Written task. Each line that holds the word "voicemail" counts once. Give the total number of such lines and nothing else.

Working data.
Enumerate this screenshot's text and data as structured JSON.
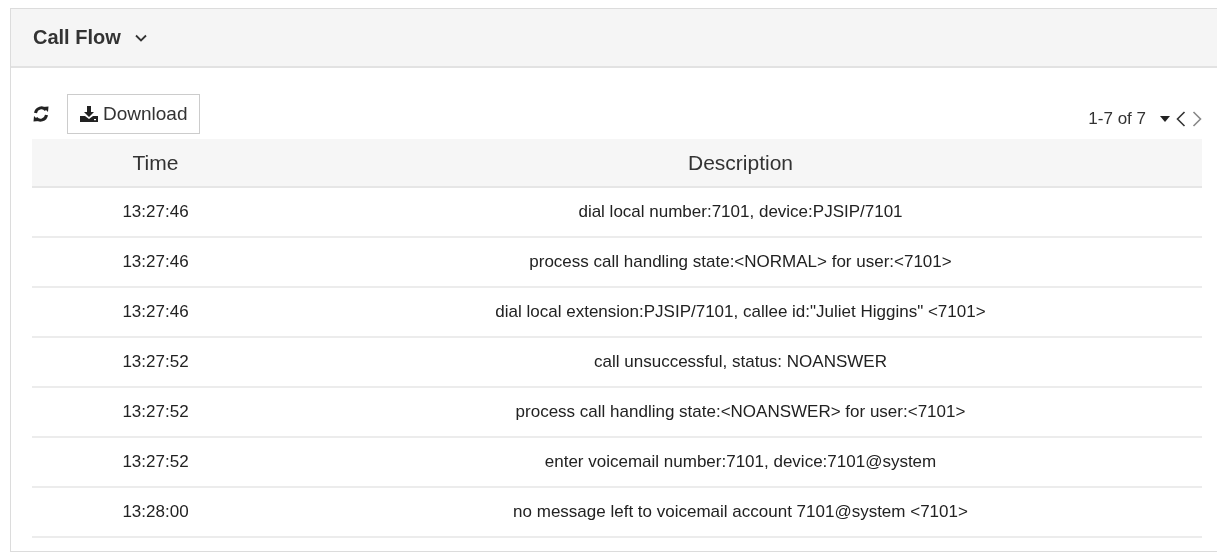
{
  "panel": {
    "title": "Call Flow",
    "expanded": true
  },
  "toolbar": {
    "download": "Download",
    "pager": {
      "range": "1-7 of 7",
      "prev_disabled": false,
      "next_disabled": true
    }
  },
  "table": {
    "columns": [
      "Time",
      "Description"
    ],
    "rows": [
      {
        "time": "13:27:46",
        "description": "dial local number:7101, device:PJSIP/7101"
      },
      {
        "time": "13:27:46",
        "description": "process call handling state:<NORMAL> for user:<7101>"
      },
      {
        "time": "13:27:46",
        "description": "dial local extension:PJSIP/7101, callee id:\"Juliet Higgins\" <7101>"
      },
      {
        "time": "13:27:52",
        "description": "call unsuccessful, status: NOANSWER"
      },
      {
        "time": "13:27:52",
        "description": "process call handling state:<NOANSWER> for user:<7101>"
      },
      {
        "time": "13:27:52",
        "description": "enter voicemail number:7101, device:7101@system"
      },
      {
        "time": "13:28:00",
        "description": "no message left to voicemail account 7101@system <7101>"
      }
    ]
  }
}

--

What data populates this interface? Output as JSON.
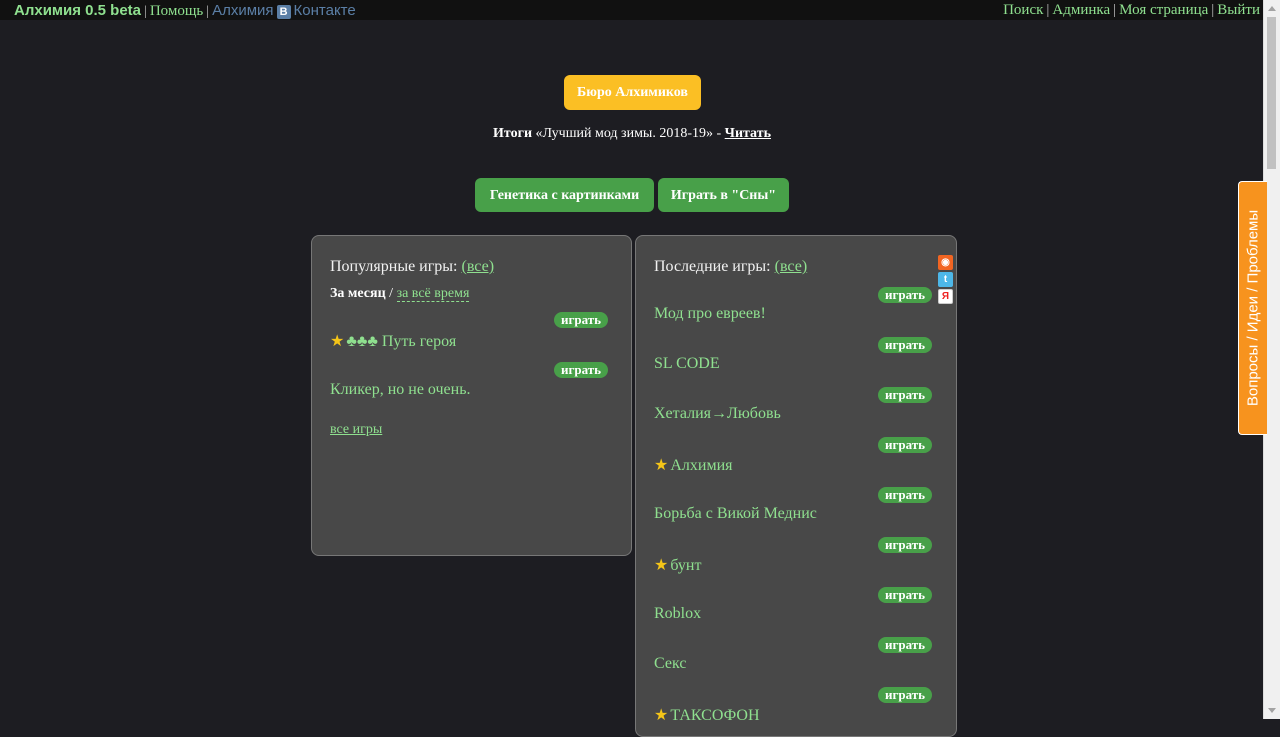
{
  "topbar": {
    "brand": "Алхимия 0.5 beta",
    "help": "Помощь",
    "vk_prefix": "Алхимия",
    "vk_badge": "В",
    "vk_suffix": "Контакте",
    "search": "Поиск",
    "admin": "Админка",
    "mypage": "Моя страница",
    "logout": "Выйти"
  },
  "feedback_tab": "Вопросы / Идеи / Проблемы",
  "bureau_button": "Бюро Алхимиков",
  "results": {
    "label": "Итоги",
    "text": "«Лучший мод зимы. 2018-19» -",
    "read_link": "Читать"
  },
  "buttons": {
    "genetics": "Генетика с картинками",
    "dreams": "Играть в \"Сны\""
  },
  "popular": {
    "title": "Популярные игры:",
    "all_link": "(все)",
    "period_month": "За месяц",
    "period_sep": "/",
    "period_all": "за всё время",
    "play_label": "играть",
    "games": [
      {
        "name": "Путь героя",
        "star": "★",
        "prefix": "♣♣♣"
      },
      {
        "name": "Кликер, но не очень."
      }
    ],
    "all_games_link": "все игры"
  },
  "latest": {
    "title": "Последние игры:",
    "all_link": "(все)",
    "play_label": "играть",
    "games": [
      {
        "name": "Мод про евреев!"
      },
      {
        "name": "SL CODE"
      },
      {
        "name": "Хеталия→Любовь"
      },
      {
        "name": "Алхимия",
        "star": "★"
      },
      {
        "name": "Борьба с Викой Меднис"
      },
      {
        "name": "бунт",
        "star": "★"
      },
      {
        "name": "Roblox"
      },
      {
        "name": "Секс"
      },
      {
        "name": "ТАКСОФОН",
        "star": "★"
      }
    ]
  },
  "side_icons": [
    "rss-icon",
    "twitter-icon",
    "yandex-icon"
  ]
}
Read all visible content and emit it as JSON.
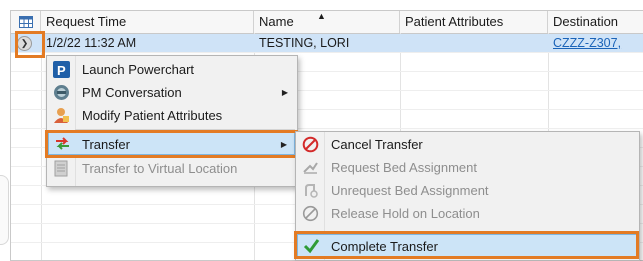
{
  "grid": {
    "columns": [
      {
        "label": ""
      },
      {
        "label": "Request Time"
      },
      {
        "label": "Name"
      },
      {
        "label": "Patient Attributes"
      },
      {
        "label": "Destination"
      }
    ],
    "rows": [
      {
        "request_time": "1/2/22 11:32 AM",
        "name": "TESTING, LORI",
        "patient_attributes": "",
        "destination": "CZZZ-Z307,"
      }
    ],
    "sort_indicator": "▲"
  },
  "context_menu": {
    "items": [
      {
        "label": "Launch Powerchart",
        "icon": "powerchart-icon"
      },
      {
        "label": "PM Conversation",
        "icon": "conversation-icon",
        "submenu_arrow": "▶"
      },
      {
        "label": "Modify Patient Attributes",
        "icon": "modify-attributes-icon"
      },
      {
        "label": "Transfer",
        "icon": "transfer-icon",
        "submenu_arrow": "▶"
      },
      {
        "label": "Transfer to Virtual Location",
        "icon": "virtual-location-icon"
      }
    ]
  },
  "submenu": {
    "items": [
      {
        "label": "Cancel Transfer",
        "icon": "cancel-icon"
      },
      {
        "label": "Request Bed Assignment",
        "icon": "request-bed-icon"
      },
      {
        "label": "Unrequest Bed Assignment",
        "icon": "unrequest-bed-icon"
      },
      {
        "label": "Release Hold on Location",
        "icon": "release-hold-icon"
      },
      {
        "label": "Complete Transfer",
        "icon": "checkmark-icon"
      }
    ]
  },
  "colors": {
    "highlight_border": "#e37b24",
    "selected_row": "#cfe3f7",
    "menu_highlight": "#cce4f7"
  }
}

Result for this task. 2